→ **Exercise objective**:
Write only the number of lines holding the string "previous".

---------- Entries provided ----------

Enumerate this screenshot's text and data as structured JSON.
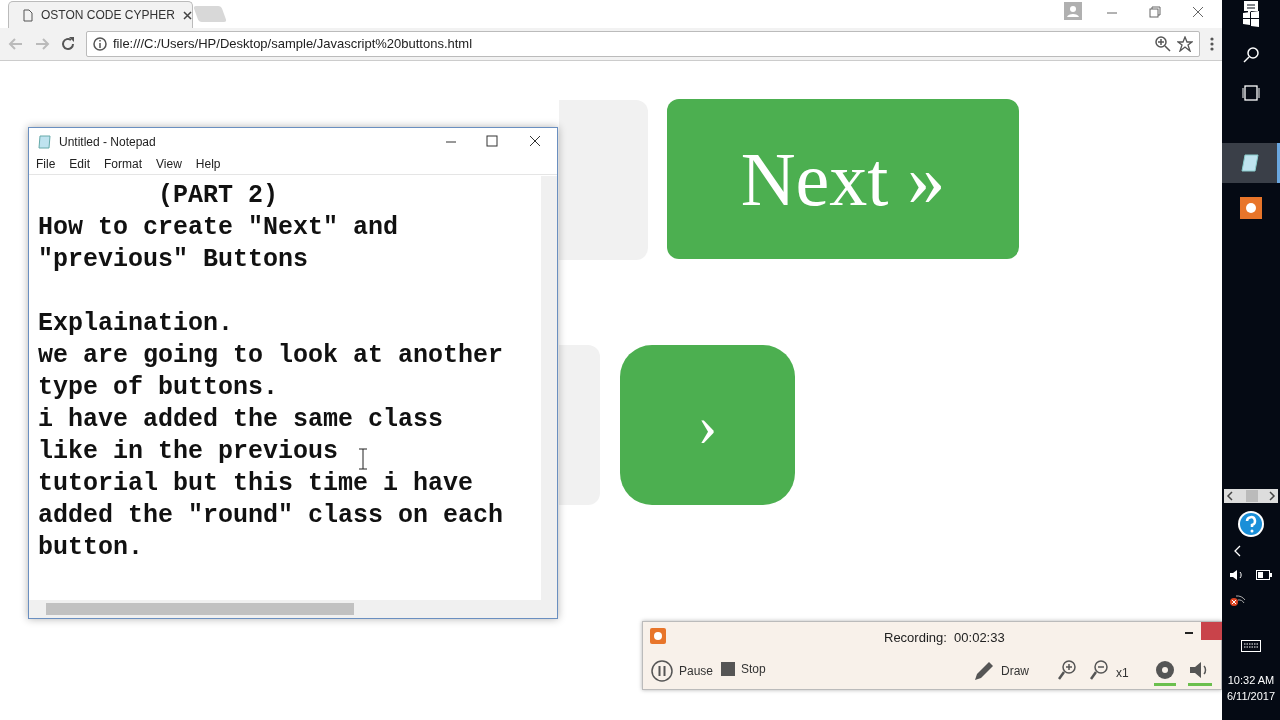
{
  "browser": {
    "tab": {
      "title": "OSTON CODE CYPHER",
      "selected": true
    },
    "address": "file:///C:/Users/HP/Desktop/sample/Javascript%20buttons.html"
  },
  "page": {
    "buttons": [
      {
        "label": "Next »",
        "kind": "square"
      },
      {
        "label": "›",
        "kind": "round"
      }
    ]
  },
  "notepad": {
    "title": "Untitled - Notepad",
    "menu": [
      "File",
      "Edit",
      "Format",
      "View",
      "Help"
    ],
    "paragraphs": [
      [
        "        (PART 2)",
        "How to create \"Next\" and",
        "\"previous\" Buttons"
      ],
      [
        "Explaination.",
        "we are going to look at another",
        "type of buttons.",
        "i have added the same class",
        "like in the previous",
        "tutorial but this time i have",
        "added the \"round\" class on each",
        "button."
      ]
    ]
  },
  "recorder": {
    "status": "Recording:",
    "time": "00:02:33",
    "controls": [
      {
        "label": "Pause",
        "kind": "pause"
      },
      {
        "label": "Stop",
        "kind": "stop"
      },
      {
        "label": "Draw",
        "kind": "draw"
      }
    ],
    "zoom": "x1"
  },
  "taskbar": {
    "time": "10:32 AM",
    "date": "6/11/2017"
  }
}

----------

→ **Expected output**:
2